F. «No, questa bimba ci ha messo un po’ ad arrivare. Quando ci provi e ci metti qualche mese in più di quello che ti sei messo in testa sembra che non arrivi mai. La genitorialità è un percorso molto potente. Dall’inizio fino ad adesso, che Matilde ha quasi due anni, mi hanno detto: sarà sempre più complicato. Però è stato bello, molto. Non sempre facile, anche tra di noi: la psicologia maschile e femminile seguono due vie parallele, non si incontrano mai. È tosta».
M. «Noi siamo semplici, voi un po’ meno».
F. «Un po’ troppo semplici».
Voi avevate già in comune quattro bulldog francesi.
M. «Eravamo a casa di amici che avevano un bulldog, e ci stupivamo nel vedere che lo trattavano davvero come un figlio, ci pareva esagerato. Poi ci siamo finiti con tutte le scarpe, nel senso che anche noi abbiamo conosciuto questo amore, anzi quattro: Vanessa e Rocky, che sono marito e moglie, e i loro figli, Cesare e Bianca».
F. «Il veterinario ci aveva detto che era anatomicamente difficile che potesse succedere. Il giorno dopo Vanessa era incinta».
M. «È stata un’esperienza folle, che non rifaremo più. Pensavamo che il parto fosse una cosa semplice, naturale, senza conseguenze; invece due cucciole sono morte a distanza di due settimane. Un dolore difficile da superare».

::::

* Compiti assegnati
**1)** Rispondi alle seguenti domande sull'intervista sulla genitorialità e sui bulldog, una per riga:
(a) Quanti anni ha quasi Matilde?
(b) Come si chiamano i due bulldog che sono marito e moglie?
(c) Che cosa accadde a Vanessa il giorno dopo quanto detto dal veterinario?
**2)** Prosegui l'intervista sulla genitorialità e sui bulldog a partire dall'ultima battuta riportata.

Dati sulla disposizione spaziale

::::

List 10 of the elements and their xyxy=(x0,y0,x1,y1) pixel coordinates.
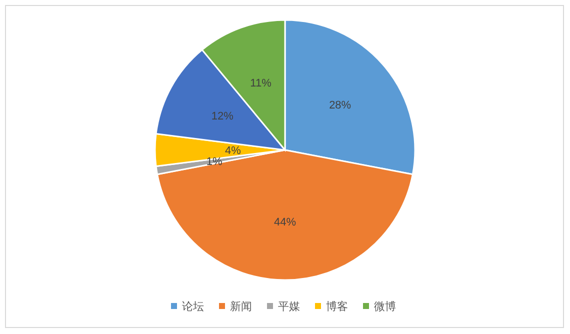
data-label: 44% xyxy=(274,216,296,228)
legend-label: 平媒 xyxy=(278,301,300,313)
legend-label: 博客 xyxy=(326,300,348,313)
data-label: 28% xyxy=(329,99,352,112)
legend-label: 论坛 xyxy=(182,301,204,313)
legend-label: 新闻 xyxy=(230,300,252,313)
data-label: 12% xyxy=(211,110,234,123)
legend-label: 微博 xyxy=(374,300,396,313)
data-label: 11% xyxy=(250,78,272,90)
data-label: 4% xyxy=(225,145,242,157)
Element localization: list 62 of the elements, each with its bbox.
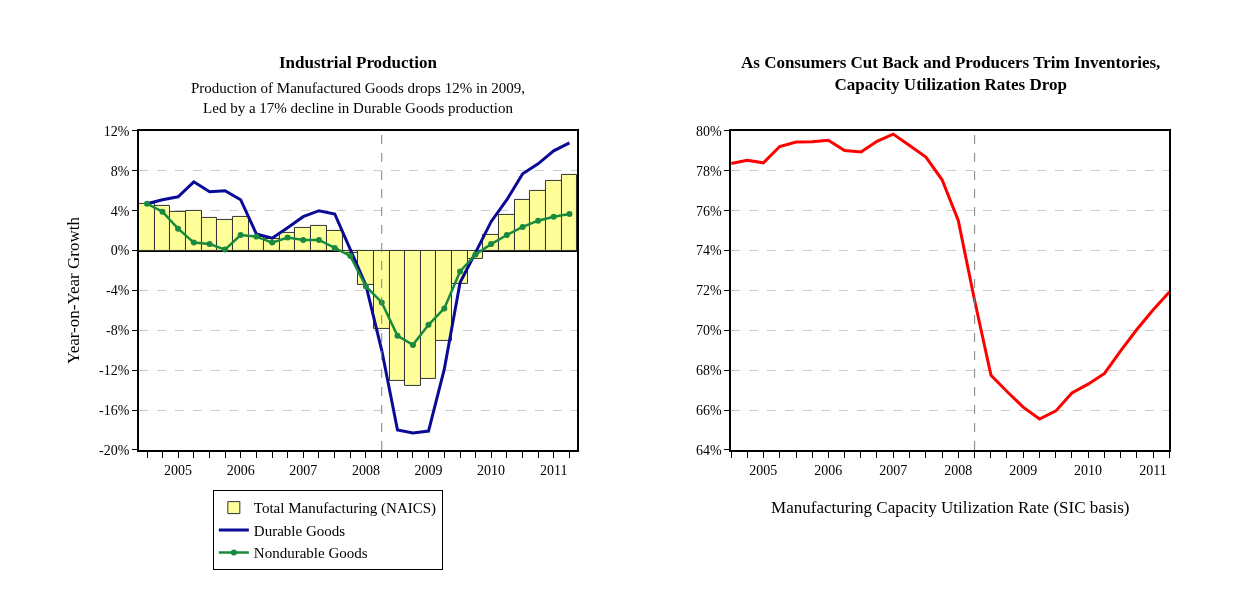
point	[519, 223, 526, 230]
point	[566, 210, 573, 217]
chart-subtitle: Production of Manufactured Goods drops 12% in 2009, Led by a 17% decline in Durable Goods production	[191, 80, 526, 116]
x-tick-label: 2011	[539, 462, 568, 478]
y-tick-label: 76%	[695, 203, 722, 219]
y-tick-label: 66%	[695, 402, 722, 418]
y-tick-label: 80%	[695, 123, 722, 139]
y-tick-label: -4%	[106, 283, 130, 299]
y-axis-title: Year-on-Year Growth	[64, 216, 84, 364]
y-tick-label: 78%	[695, 163, 722, 179]
point	[144, 200, 151, 207]
chart-title: Industrial Production	[279, 53, 438, 72]
point	[222, 246, 229, 253]
x-tick-label: 2009	[1009, 462, 1038, 478]
y-tick-label: 8%	[110, 163, 130, 179]
y-tick-label: 4%	[110, 203, 130, 219]
x-tick-label: 2008	[351, 462, 380, 478]
line-series	[731, 132, 1170, 421]
y-tick-label: 72%	[695, 283, 722, 299]
x-tick-label: 2010	[1074, 462, 1103, 478]
x-tick-label: 2008	[944, 462, 973, 478]
point	[331, 244, 338, 251]
point	[550, 213, 557, 220]
point	[362, 283, 369, 290]
y-tick-label: 70%	[695, 323, 722, 339]
x-tick-label: 2006	[814, 462, 843, 478]
point	[175, 225, 182, 232]
x-tick-label: 2009	[414, 462, 443, 478]
chart-title: As Consumers Cut Back and Producers Trim Inventories, Capacity Utilization Rates Drop	[741, 53, 1161, 95]
point	[535, 217, 542, 224]
point	[503, 232, 510, 239]
x-tick-label: 2005	[164, 462, 193, 478]
y-tick-label: -16%	[99, 402, 130, 418]
point	[457, 268, 464, 275]
point	[394, 332, 401, 339]
y-tick-label: -20%	[99, 442, 130, 458]
y-tick-label: -12%	[99, 363, 130, 379]
y-tick-label: 64%	[695, 442, 722, 458]
point	[347, 253, 354, 260]
point	[206, 241, 213, 248]
point	[159, 208, 166, 215]
x-tick-label: 2005	[749, 462, 778, 478]
legend-label: Durable Goods	[253, 522, 346, 539]
x-tick-label: 2010	[477, 462, 506, 478]
y-tick-label: 68%	[695, 363, 722, 379]
legend-label: Total Manufacturing (NAICS)	[253, 500, 437, 518]
y-tick-label: 74%	[695, 243, 722, 259]
y-tick-label: -8%	[106, 323, 130, 339]
legend-label: Nondurable Goods	[253, 545, 368, 562]
point	[237, 232, 244, 239]
x-tick-label: 2011	[1139, 462, 1167, 478]
point	[253, 233, 260, 240]
y-tick-label: 0%	[110, 243, 130, 259]
y-tick-label: 12%	[103, 123, 130, 139]
x-tick-label: 2007	[879, 462, 908, 478]
x-tick-label: 2007	[289, 462, 318, 478]
point	[190, 239, 197, 246]
x-axis-title: Manufacturing Capacity Utilization Rate (SIC basis)	[771, 498, 1130, 518]
point	[441, 305, 448, 312]
point	[425, 321, 432, 328]
x-tick-label: 2006	[226, 462, 255, 478]
point	[409, 341, 416, 348]
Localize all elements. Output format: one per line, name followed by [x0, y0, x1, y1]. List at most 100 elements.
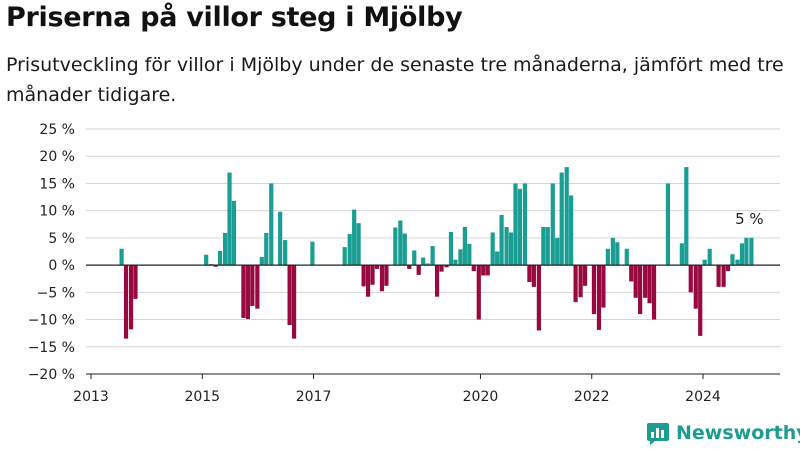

::::

* Risposte
**1)**
(a) Quasi due anni.
(b) Vanessa e Rocky.
(c) Vanessa era incinta.

**2)**
Un giorno Rocky comincia a seguire Federica ovunque.
F. «Sì, lui mi segue sempre, però era particolarmente ossessionato da me in quei giorni. Dissi a Matteo che dovevamo portarlo dal veterinario perché c’era qualcosa che non andava bene. Invece c’era qualcosa che andava bene. E Rocky voleva proteggermi».
Nel libro scrive: «Sono sempre stata un orologio svizzero, tranne alla finale olimpica del 2016».
F. «È un discorso che ora si sta affrontando, e io dico: finalmente. Noi donne viviamo con un ciclo mensile che ci porta a cambiare fisicamente, anche di umore, di pensiero, di psicologia. Ogni mese cambiamo. E questo succede anche a un’atleta che lavora a centesimi di secondo. Io purtroppo all’inizio del 2016 ho avuto un ritardo di dieci giorni. Mi sono ritrovata a fare la gara olimpica nel periodo peggiore, cinque giorni prima del ciclo. I nuotatori sono abituati a lavorare sul proprio peso, quel chilo in più prima del ciclo sballa tantissimo».
Arrivò quarta, a un decimo dal bronzo, e scrisse: «Non è la sofferenza di una che accetta, ma di una che sa».
F. «Fu la svolta della mia vita. Se avessi vinto il bronzo mi sarei ritirata, non avrei rivinto il Mondiale, non avrei fatto la quinta finale olimpica. E forse non mi sarei messa con Matteo. Dopo la gara, dopo l’assalto dei media, ho pensato: “Un dolore così grande non lo voglio sentire mai più. Basta, finiamola qui”. Un mese dopo ci siamo rivisti a Pesaro e ho detto: “No, domani si ricomincia”. E ho nuotato più forte di quanto non avessi mai fatto».
Grazie a Rocky, Federica scopre di essere incinta. Di una femmina.
F. «Per me era la stessa cosa, però sapevo — da figlia — che per Matteo sarebbe stato molto più potente avere una femmina».
M. «Sono ormai due anni che sono molto sensibile a qualsiasi cosa, che so, vedo il Re Leone e mi fa piangere».
Matilde.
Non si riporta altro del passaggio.